Records for this task »
^^^^^^^^^^^^^^^^
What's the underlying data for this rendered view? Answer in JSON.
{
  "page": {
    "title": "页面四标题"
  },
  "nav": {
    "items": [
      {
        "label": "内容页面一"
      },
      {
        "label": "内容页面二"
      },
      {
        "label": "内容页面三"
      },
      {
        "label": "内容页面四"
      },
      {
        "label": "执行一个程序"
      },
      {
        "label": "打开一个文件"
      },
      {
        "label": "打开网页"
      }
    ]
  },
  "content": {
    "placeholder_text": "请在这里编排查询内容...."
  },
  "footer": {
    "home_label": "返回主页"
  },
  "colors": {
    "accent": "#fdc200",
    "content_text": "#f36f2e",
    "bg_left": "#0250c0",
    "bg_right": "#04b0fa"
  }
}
^^^^^^^^^^^^^^^^
Description of the task » Print every entry exactly as it appears.

Exercise solution »
What's the underlying data for this rendered view? Answer in JSON.
{
  "page": {
    "title": "页面四标题"
  },
  "nav": {
    "items": [
      {
        "label": "内容页面一"
      },
      {
        "label": "内容页面二"
      },
      {
        "label": "内容页面三"
      },
      {
        "label": "内容页面四"
      },
      {
        "label": "执行一个程序"
      },
      {
        "label": "打开一个文件"
      },
      {
        "label": "打开网页"
      }
    ]
  },
  "content": {
    "placeholder_text": "请在这里编排查询内容...."
  },
  "footer": {
    "home_label": "返回主页"
  },
  "colors": {
    "accent": "#fdc200",
    "content_text": "#f36f2e",
    "bg_left": "#0250c0",
    "bg_right": "#04b0fa"
  }
}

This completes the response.